** START Data shown **
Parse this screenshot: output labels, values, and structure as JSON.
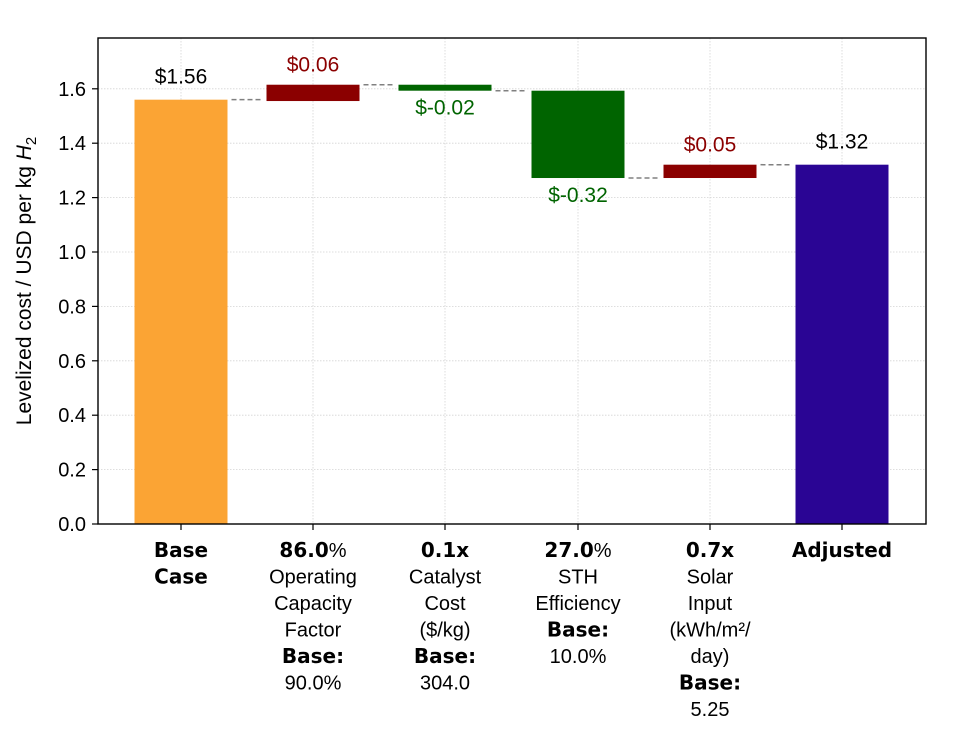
{
  "chart_data": {
    "type": "bar",
    "subtype": "waterfall",
    "ylabel": "Levelized cost / USD per kg",
    "ylabel_subscript": "H",
    "ylabel_subscript_index": "2",
    "ylim": [
      0,
      1.78
    ],
    "yticks": [
      "0.0",
      "0.2",
      "0.4",
      "0.6",
      "0.8",
      "1.0",
      "1.2",
      "1.4",
      "1.6"
    ],
    "ytick_values": [
      0,
      0.2,
      0.4,
      0.6,
      0.8,
      1.0,
      1.2,
      1.4,
      1.6
    ],
    "grid": true,
    "colors": {
      "base": "#FBA434",
      "increase": "#8B0000",
      "decrease": "#006400",
      "final": "#2A0594",
      "connector": "#808080"
    },
    "bars": [
      {
        "kind": "total",
        "start": 0,
        "end": 1.56,
        "value_label": "$1.56",
        "tick_lines": [
          {
            "bold": "Base",
            "normal": ""
          },
          {
            "bold": "Case",
            "normal": ""
          }
        ]
      },
      {
        "kind": "increase",
        "start": 1.555,
        "end": 1.615,
        "value_label": "$0.06",
        "tick_lines": [
          {
            "bold": "86.0",
            "normal": "%"
          },
          {
            "bold": "",
            "normal": "Operating"
          },
          {
            "bold": "",
            "normal": "Capacity"
          },
          {
            "bold": "",
            "normal": "Factor"
          },
          {
            "bold": "Base:",
            "normal": ""
          },
          {
            "bold": "",
            "normal": "90.0%"
          }
        ]
      },
      {
        "kind": "decrease",
        "start": 1.615,
        "end": 1.593,
        "value_label": "$-0.02",
        "tick_lines": [
          {
            "bold": "0.1x",
            "normal": ""
          },
          {
            "bold": "",
            "normal": "Catalyst"
          },
          {
            "bold": "",
            "normal": "Cost"
          },
          {
            "bold": "",
            "normal": "($/kg)"
          },
          {
            "bold": "Base:",
            "normal": ""
          },
          {
            "bold": "",
            "normal": "304.0"
          }
        ]
      },
      {
        "kind": "decrease",
        "start": 1.593,
        "end": 1.272,
        "value_label": "$-0.32",
        "tick_lines": [
          {
            "bold": "27.0",
            "normal": "%"
          },
          {
            "bold": "",
            "normal": "STH"
          },
          {
            "bold": "",
            "normal": "Efficiency"
          },
          {
            "bold": "Base:",
            "normal": ""
          },
          {
            "bold": "",
            "normal": "10.0%"
          }
        ]
      },
      {
        "kind": "increase",
        "start": 1.272,
        "end": 1.321,
        "value_label": "$0.05",
        "tick_lines": [
          {
            "bold": "0.7x",
            "normal": ""
          },
          {
            "bold": "",
            "normal": "Solar"
          },
          {
            "bold": "",
            "normal": "Input"
          },
          {
            "bold": "",
            "normal": "(kWh/m²/"
          },
          {
            "bold": "",
            "normal": "day)"
          },
          {
            "bold": "Base:",
            "normal": ""
          },
          {
            "bold": "",
            "normal": "5.25"
          }
        ]
      },
      {
        "kind": "total",
        "start": 0,
        "end": 1.321,
        "value_label": "$1.32",
        "tick_lines": [
          {
            "bold": "Adjusted",
            "normal": ""
          }
        ]
      }
    ]
  }
}
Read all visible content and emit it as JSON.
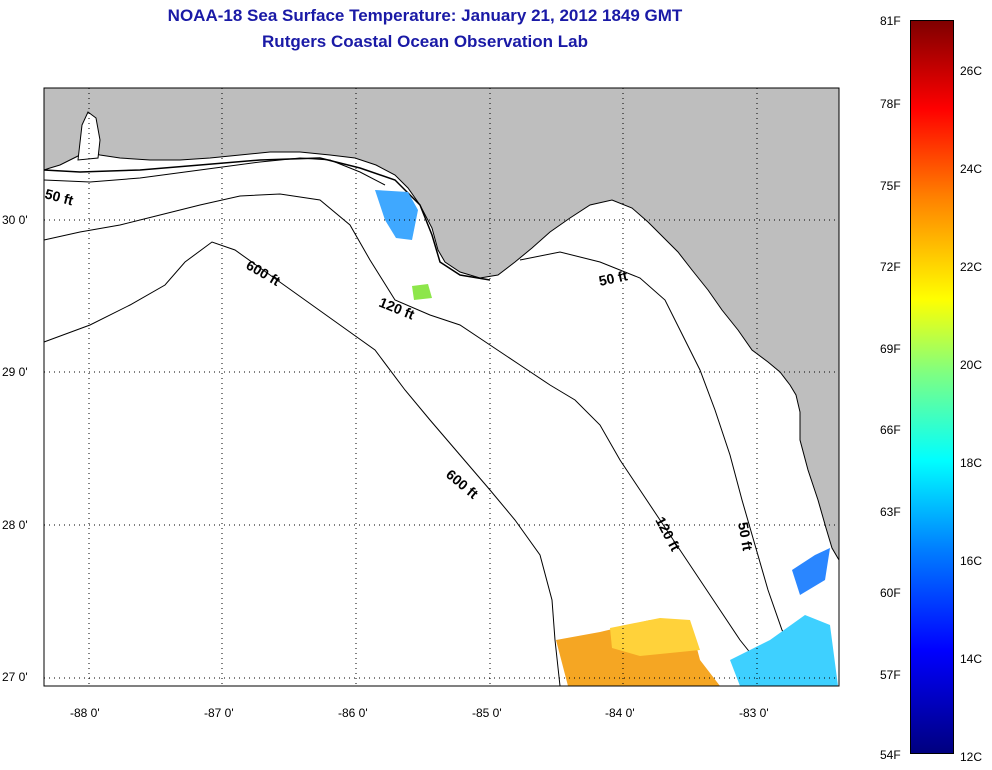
{
  "title": {
    "line1": "NOAA-18 Sea Surface Temperature:  January 21, 2012 1849 GMT",
    "line2": "Rutgers Coastal Ocean Observation Lab"
  },
  "map": {
    "lat_labels": [
      "30 0'",
      "29 0'",
      "28 0'",
      "27 0'"
    ],
    "lon_labels": [
      "-88 0'",
      "-87 0'",
      "-86 0'",
      "-85 0'",
      "-84 0'",
      "-83 0'"
    ],
    "contour_labels": {
      "c50_west": "50 ft",
      "c600_north": "600 ft",
      "c120_north": "120 ft",
      "c50_east": "50 ft",
      "c600_south": "600 ft",
      "c120_south": "120 ft",
      "c50_south": "50 ft"
    },
    "colors": {
      "land": "#bebebe",
      "water": "#ffffff"
    }
  },
  "colorbar": {
    "fahrenheit": [
      "81F",
      "78F",
      "75F",
      "72F",
      "69F",
      "66F",
      "63F",
      "60F",
      "57F",
      "54F"
    ],
    "celsius": [
      "26C",
      "24C",
      "22C",
      "20C",
      "18C",
      "16C",
      "14C",
      "12C"
    ]
  }
}
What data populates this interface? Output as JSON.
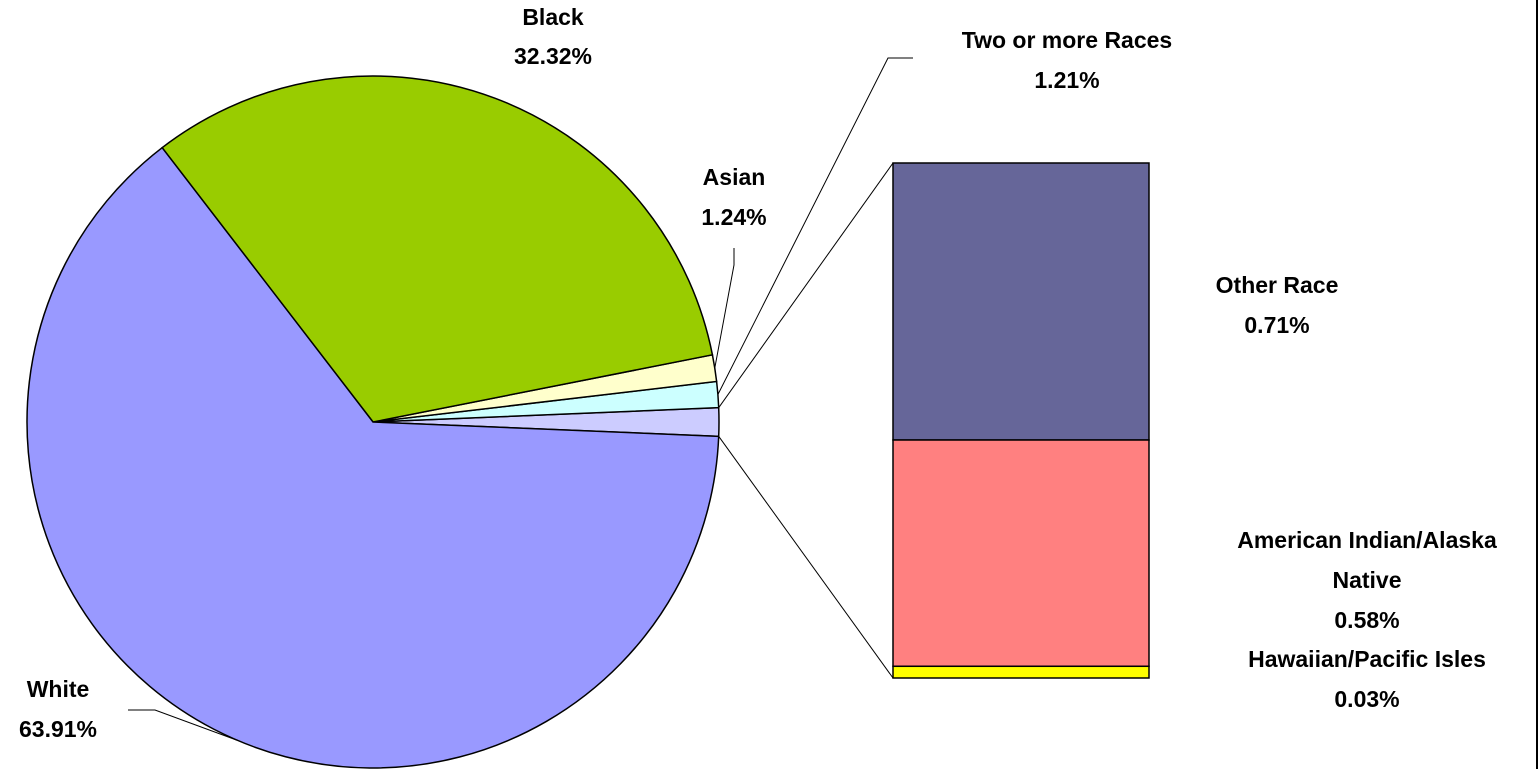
** END Data shown **
Print out every entry above without changing a word, and leave out the pictures.

Parse this screenshot: output labels, values, and structure as JSON.
{
  "chart_data": {
    "type": "bar",
    "subtype": "waterfall",
    "ylabel": "Levelized cost / USD per kg",
    "ylabel_subscript": "H",
    "ylabel_subscript_index": "2",
    "ylim": [
      0,
      1.78
    ],
    "yticks": [
      "0.0",
      "0.2",
      "0.4",
      "0.6",
      "0.8",
      "1.0",
      "1.2",
      "1.4",
      "1.6"
    ],
    "ytick_values": [
      0,
      0.2,
      0.4,
      0.6,
      0.8,
      1.0,
      1.2,
      1.4,
      1.6
    ],
    "grid": true,
    "colors": {
      "base": "#FBA434",
      "increase": "#8B0000",
      "decrease": "#006400",
      "final": "#2A0594",
      "connector": "#808080"
    },
    "bars": [
      {
        "kind": "total",
        "start": 0,
        "end": 1.56,
        "value_label": "$1.56",
        "tick_lines": [
          {
            "bold": "Base",
            "normal": ""
          },
          {
            "bold": "Case",
            "normal": ""
          }
        ]
      },
      {
        "kind": "increase",
        "start": 1.555,
        "end": 1.615,
        "value_label": "$0.06",
        "tick_lines": [
          {
            "bold": "86.0",
            "normal": "%"
          },
          {
            "bold": "",
            "normal": "Operating"
          },
          {
            "bold": "",
            "normal": "Capacity"
          },
          {
            "bold": "",
            "normal": "Factor"
          },
          {
            "bold": "Base:",
            "normal": ""
          },
          {
            "bold": "",
            "normal": "90.0%"
          }
        ]
      },
      {
        "kind": "decrease",
        "start": 1.615,
        "end": 1.593,
        "value_label": "$-0.02",
        "tick_lines": [
          {
            "bold": "0.1x",
            "normal": ""
          },
          {
            "bold": "",
            "normal": "Catalyst"
          },
          {
            "bold": "",
            "normal": "Cost"
          },
          {
            "bold": "",
            "normal": "($/kg)"
          },
          {
            "bold": "Base:",
            "normal": ""
          },
          {
            "bold": "",
            "normal": "304.0"
          }
        ]
      },
      {
        "kind": "decrease",
        "start": 1.593,
        "end": 1.272,
        "value_label": "$-0.32",
        "tick_lines": [
          {
            "bold": "27.0",
            "normal": "%"
          },
          {
            "bold": "",
            "normal": "STH"
          },
          {
            "bold": "",
            "normal": "Efficiency"
          },
          {
            "bold": "Base:",
            "normal": ""
          },
          {
            "bold": "",
            "normal": "10.0%"
          }
        ]
      },
      {
        "kind": "increase",
        "start": 1.272,
        "end": 1.321,
        "value_label": "$0.05",
        "tick_lines": [
          {
            "bold": "0.7x",
            "normal": ""
          },
          {
            "bold": "",
            "normal": "Solar"
          },
          {
            "bold": "",
            "normal": "Input"
          },
          {
            "bold": "",
            "normal": "(kWh/m²/"
          },
          {
            "bold": "",
            "normal": "day)"
          },
          {
            "bold": "Base:",
            "normal": ""
          },
          {
            "bold": "",
            "normal": "5.25"
          }
        ]
      },
      {
        "kind": "total",
        "start": 0,
        "end": 1.321,
        "value_label": "$1.32",
        "tick_lines": [
          {
            "bold": "Adjusted",
            "normal": ""
          }
        ]
      }
    ]
  }
}
Read all visible content and emit it as JSON.
{
  "title": {
    "line1": "NOAA-18 Sea Surface Temperature:  January 21, 2012 1849 GMT",
    "line2": "Rutgers Coastal Ocean Observation Lab"
  },
  "map": {
    "lat_labels": [
      "30 0'",
      "29 0'",
      "28 0'",
      "27 0'"
    ],
    "lon_labels": [
      "-88 0'",
      "-87 0'",
      "-86 0'",
      "-85 0'",
      "-84 0'",
      "-83 0'"
    ],
    "contour_labels": {
      "c50_west": "50 ft",
      "c600_north": "600 ft",
      "c120_north": "120 ft",
      "c50_east": "50 ft",
      "c600_south": "600 ft",
      "c120_south": "120 ft",
      "c50_south": "50 ft"
    },
    "colors": {
      "land": "#bebebe",
      "water": "#ffffff"
    }
  },
  "colorbar": {
    "fahrenheit": [
      "81F",
      "78F",
      "75F",
      "72F",
      "69F",
      "66F",
      "63F",
      "60F",
      "57F",
      "54F"
    ],
    "celsius": [
      "26C",
      "24C",
      "22C",
      "20C",
      "18C",
      "16C",
      "14C",
      "12C"
    ]
  }
}
What data populates this interface? Output as JSON.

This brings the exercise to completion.